"""
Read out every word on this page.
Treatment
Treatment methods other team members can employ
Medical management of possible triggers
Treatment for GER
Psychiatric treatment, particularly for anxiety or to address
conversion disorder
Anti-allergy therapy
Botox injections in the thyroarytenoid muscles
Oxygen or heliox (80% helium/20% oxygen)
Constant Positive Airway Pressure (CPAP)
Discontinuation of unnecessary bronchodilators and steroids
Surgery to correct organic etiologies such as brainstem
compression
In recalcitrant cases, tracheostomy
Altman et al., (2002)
"""
What is needed: Write out every entry above, word for word.

Exercise solution:
Read out every word on this page.
Treatment
Treatment methods other team members can employ
Medical management of possible triggers
Treatment for GER
Psychiatric treatment, particularly for anxiety or to address
conversion disorder
Anti-allergy therapy
Botox injections in the thyroarytenoid muscles
Oxygen or heliox (80% helium/20% oxygen)
Constant Positive Airway Pressure (CPAP)
Discontinuation of unnecessary bronchodilators and steroids
Surgery to correct organic etiologies such as brainstem
compression
In recalcitrant cases, tracheostomy
Altman et al., (2002)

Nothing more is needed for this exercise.